Oddly (at least for the COMPX), the tech-heavy index traded in
positive territory for part of the day.  The COMPX was bolstered
for a while by Qualcomm (Nasdaq:QCOM) and Oracle (ORCL).  The
pair signed a deal that will have Oracle supplying Qualcomm with
e-business application suites.  For the day, Qualcomm added $4.13
to $58.13 while Oracle added $0.63 to $14.75.

As for the broader market, the S&P 500 (SPX) fell 20.49 points,
or 1.79 percent, to 1,122.13, which means the SPX is now trading
at a 27 percent discount to its March closing high of 1,527 and a
32 percent discount to Abbey Joseph Cohen's year-end target of

All in all, $5.1 trillion in market value has evaporated over the
past year, as measured by the Wilshire 5000 Total Market Index,
with $225 billion of that sum coming today.

Needless to say, with the major market indices again going down
for the count, market breadth was, of course, again dreadful.  On
the Nasdaq, losers beat winners 2,487 to 1,228 on 2.08 billion
shares while decliners pummeled advancers on the NYSE 2,212 to
859, as more than 1.3 billion shares changed hands.

= Short exercise A =
According to the market report, at what price did Qualcomm close for the day?
= Short exercise B =
Reproduce the market report verbatim, from "Oddly (at least" through "added $0.63 to $14.75.", inclusive.

= Data segment =
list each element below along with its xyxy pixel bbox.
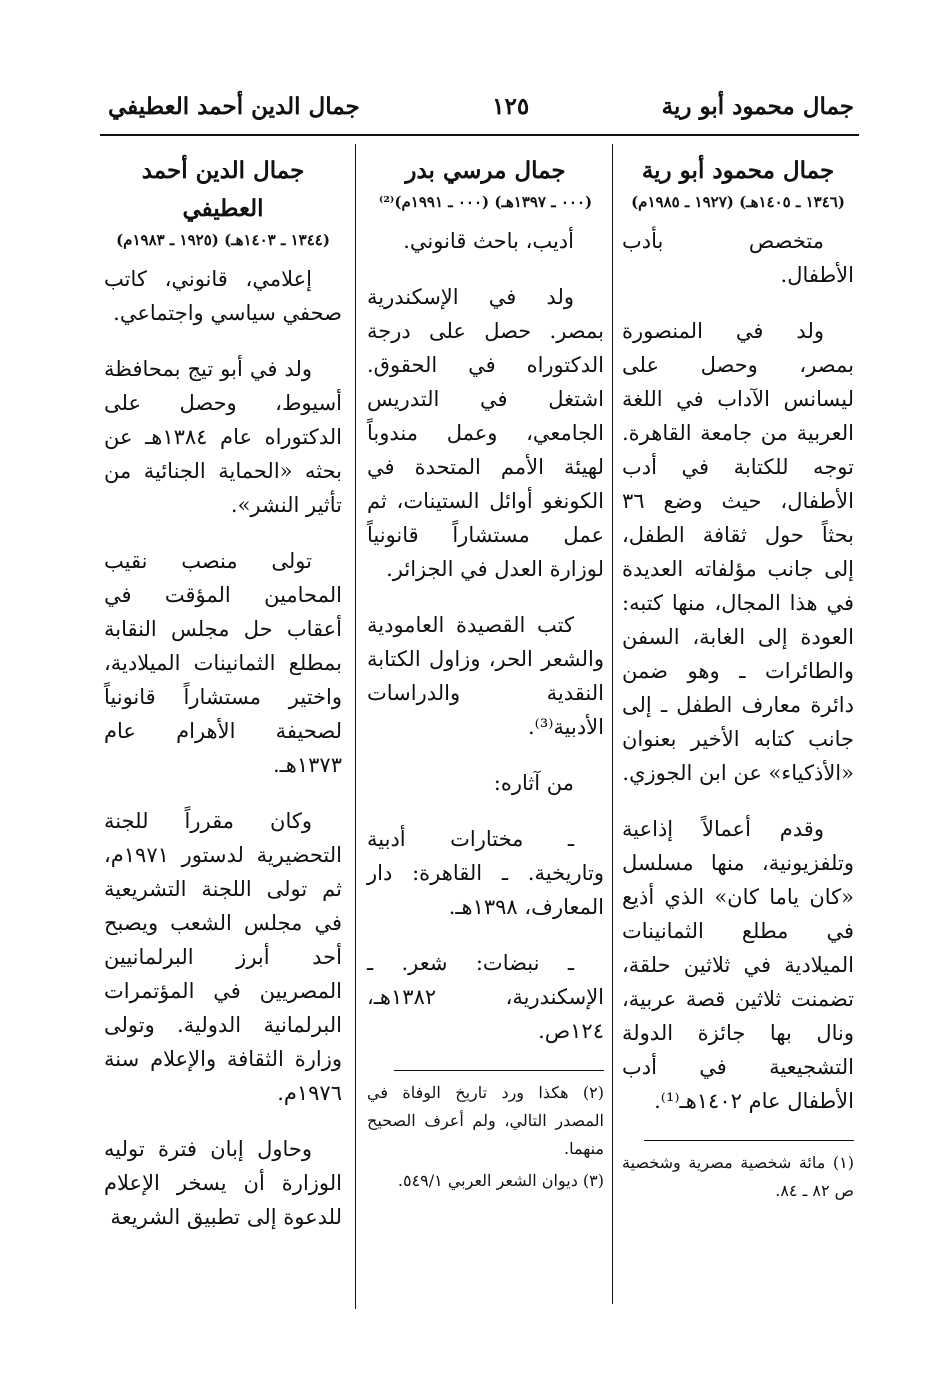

= Worked answer A =
$58.13

= Worked answer B =
Oddly (at least for the COMPX), the tech-heavy index traded in
positive territory for part of the day.  The COMPX was bolstered
for a while by Qualcomm (Nasdaq:QCOM) and Oracle (ORCL).  The
pair signed a deal that will have Oracle supplying Qualcomm with
e-business application suites.  For the day, Qualcomm added $4.13
to $58.13 while Oracle added $0.63 to $14.75.